■ **Record set**
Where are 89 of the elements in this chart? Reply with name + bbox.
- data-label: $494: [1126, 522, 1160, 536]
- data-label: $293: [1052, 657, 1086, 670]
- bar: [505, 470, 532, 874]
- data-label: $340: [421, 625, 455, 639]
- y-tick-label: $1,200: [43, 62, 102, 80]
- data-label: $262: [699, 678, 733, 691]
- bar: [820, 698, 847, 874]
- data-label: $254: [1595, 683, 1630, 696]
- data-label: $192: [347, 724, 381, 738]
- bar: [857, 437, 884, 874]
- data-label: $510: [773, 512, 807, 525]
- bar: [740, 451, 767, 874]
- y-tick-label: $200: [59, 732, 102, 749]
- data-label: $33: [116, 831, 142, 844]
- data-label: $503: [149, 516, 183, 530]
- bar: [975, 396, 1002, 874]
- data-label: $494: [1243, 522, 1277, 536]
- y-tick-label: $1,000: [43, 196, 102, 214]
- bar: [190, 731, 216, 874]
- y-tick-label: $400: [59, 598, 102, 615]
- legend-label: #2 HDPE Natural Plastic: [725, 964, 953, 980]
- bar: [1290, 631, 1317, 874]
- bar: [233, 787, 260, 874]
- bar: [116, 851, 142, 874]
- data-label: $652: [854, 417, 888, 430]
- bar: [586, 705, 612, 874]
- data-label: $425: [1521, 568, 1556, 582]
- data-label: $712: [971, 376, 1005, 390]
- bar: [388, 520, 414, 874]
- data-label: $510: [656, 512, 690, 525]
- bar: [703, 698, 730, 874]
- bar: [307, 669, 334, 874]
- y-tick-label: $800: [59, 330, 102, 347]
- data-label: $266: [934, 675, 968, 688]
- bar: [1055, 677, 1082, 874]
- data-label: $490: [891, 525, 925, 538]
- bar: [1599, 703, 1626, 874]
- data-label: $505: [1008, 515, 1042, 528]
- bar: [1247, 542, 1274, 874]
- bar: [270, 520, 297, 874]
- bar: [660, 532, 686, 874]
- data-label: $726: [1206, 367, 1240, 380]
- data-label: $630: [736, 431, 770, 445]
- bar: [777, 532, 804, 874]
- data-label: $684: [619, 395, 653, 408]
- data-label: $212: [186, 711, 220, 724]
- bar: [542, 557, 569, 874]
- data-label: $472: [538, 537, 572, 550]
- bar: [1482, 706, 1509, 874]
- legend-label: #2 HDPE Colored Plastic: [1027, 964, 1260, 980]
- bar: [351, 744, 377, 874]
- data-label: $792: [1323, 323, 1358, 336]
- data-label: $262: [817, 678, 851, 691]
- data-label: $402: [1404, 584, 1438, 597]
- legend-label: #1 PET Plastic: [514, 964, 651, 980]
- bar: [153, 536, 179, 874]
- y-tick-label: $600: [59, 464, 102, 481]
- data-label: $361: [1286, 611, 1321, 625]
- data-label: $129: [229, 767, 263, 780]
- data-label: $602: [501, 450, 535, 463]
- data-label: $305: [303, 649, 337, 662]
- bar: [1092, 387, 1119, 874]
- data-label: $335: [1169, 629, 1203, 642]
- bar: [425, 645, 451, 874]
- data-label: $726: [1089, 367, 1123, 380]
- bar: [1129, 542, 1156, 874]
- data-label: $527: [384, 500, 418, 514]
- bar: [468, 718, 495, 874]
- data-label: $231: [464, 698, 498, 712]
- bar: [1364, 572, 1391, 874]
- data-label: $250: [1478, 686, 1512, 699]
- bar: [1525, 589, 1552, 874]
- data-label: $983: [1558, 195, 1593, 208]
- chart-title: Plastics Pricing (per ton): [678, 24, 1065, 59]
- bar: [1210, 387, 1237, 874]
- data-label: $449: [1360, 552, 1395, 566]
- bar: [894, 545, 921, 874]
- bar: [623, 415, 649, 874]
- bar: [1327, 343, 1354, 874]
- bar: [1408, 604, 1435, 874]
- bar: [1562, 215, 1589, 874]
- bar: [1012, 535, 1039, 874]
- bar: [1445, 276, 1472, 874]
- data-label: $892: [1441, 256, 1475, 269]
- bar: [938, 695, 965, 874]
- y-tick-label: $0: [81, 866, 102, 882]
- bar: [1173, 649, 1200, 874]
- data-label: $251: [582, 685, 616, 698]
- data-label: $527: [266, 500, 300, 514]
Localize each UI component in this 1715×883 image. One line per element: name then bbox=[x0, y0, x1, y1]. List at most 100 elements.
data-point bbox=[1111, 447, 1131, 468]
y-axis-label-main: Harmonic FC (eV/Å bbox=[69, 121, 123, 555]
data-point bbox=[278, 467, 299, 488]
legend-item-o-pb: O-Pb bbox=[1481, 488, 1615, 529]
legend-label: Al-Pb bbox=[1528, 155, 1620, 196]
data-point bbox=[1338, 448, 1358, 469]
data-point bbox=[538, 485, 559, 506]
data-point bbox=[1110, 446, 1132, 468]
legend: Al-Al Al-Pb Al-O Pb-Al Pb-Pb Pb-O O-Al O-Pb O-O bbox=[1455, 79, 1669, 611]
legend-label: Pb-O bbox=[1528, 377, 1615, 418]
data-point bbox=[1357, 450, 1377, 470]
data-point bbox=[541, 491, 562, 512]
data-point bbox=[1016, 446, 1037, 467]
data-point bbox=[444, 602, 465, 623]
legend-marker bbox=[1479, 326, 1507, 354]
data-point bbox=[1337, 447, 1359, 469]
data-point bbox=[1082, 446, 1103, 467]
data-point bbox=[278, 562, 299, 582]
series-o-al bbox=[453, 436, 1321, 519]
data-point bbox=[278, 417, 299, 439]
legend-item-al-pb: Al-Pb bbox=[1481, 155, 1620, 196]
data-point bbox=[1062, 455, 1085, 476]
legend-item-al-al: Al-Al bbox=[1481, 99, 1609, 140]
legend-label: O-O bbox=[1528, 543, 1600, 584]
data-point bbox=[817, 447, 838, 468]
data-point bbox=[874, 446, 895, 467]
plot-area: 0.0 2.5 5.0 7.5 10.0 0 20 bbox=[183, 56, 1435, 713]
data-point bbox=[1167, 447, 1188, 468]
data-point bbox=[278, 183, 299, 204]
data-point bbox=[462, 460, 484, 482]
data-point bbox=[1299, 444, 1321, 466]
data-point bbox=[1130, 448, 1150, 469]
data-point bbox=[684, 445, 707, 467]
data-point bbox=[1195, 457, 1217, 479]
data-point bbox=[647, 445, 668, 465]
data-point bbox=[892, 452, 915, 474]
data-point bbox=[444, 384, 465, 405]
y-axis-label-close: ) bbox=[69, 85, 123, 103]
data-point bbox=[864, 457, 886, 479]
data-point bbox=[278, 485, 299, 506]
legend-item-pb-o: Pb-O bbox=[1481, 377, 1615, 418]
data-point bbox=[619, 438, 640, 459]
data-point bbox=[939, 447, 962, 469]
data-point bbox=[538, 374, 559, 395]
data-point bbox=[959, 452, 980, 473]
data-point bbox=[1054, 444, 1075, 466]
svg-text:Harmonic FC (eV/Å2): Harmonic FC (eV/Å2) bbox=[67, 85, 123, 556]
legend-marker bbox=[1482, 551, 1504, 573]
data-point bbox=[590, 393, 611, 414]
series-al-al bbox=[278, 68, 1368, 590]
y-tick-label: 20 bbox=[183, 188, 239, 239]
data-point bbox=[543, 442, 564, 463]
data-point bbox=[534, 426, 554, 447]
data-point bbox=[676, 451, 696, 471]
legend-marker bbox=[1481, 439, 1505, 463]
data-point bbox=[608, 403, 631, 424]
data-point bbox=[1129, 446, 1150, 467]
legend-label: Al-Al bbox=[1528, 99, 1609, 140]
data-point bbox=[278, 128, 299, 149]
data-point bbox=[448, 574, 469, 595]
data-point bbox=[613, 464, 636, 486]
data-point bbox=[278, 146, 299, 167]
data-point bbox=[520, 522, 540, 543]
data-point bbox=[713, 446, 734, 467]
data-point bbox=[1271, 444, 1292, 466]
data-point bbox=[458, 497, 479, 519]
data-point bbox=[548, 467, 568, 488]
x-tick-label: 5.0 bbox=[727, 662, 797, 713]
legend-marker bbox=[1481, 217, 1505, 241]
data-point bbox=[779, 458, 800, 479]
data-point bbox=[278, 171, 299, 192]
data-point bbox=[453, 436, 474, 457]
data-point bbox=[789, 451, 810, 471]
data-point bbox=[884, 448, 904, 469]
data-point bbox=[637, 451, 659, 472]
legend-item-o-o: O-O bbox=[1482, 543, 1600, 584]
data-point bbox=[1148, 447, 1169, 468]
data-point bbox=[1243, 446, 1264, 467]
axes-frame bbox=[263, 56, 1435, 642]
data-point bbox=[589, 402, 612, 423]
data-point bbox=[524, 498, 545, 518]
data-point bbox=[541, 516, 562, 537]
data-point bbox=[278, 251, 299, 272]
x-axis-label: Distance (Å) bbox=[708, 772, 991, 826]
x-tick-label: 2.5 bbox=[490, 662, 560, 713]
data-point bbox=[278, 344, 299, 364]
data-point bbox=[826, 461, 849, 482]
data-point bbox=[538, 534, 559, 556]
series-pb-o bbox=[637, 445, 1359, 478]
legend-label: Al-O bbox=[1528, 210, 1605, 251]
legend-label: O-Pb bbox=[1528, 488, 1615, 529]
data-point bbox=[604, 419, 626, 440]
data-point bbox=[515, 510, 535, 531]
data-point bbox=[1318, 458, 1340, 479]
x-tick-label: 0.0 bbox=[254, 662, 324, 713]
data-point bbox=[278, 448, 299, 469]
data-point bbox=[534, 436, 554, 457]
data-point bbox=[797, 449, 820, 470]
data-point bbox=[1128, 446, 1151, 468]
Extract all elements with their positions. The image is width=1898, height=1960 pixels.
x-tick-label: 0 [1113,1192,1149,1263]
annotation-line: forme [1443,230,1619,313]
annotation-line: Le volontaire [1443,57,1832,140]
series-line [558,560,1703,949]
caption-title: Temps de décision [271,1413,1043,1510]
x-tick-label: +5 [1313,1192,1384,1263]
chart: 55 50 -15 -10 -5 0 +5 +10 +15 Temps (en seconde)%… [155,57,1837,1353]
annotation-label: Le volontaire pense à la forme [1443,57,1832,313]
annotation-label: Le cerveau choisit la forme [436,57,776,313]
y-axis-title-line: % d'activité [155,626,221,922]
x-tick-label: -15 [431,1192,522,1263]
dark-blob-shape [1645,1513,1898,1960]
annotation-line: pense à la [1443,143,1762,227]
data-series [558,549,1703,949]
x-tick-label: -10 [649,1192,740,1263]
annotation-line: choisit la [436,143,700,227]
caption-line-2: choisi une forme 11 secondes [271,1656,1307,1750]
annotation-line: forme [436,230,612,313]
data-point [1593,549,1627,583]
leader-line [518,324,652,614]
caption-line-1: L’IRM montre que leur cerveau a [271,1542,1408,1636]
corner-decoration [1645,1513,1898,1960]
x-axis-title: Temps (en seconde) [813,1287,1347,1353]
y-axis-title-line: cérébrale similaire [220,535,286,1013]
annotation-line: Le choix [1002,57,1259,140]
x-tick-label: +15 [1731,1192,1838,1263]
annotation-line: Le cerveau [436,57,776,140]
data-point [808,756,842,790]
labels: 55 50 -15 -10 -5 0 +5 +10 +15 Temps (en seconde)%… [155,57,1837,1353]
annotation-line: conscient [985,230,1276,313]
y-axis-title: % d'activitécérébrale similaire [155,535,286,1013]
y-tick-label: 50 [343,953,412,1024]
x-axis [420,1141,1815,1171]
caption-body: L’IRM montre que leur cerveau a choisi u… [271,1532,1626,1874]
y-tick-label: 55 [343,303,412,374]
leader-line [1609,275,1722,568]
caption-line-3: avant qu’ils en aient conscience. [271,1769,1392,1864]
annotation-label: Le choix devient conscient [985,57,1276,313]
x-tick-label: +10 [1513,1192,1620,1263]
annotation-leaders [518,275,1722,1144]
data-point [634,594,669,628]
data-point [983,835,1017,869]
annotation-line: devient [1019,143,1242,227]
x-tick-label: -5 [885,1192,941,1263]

■ **To be done**
Reproduce the records verbatim, from the first line through the line containing "- data-label: $192: [347, 724, 381, 738]", with that line included.

■ **Written answer**
Where are 89 of the elements in this chart? Reply with name + bbox.
- data-label: $494: [1126, 522, 1160, 536]
- data-label: $293: [1052, 657, 1086, 670]
- bar: [505, 470, 532, 874]
- data-label: $340: [421, 625, 455, 639]
- y-tick-label: $1,200: [43, 62, 102, 80]
- data-label: $262: [699, 678, 733, 691]
- bar: [820, 698, 847, 874]
- data-label: $254: [1595, 683, 1630, 696]
- data-label: $192: [347, 724, 381, 738]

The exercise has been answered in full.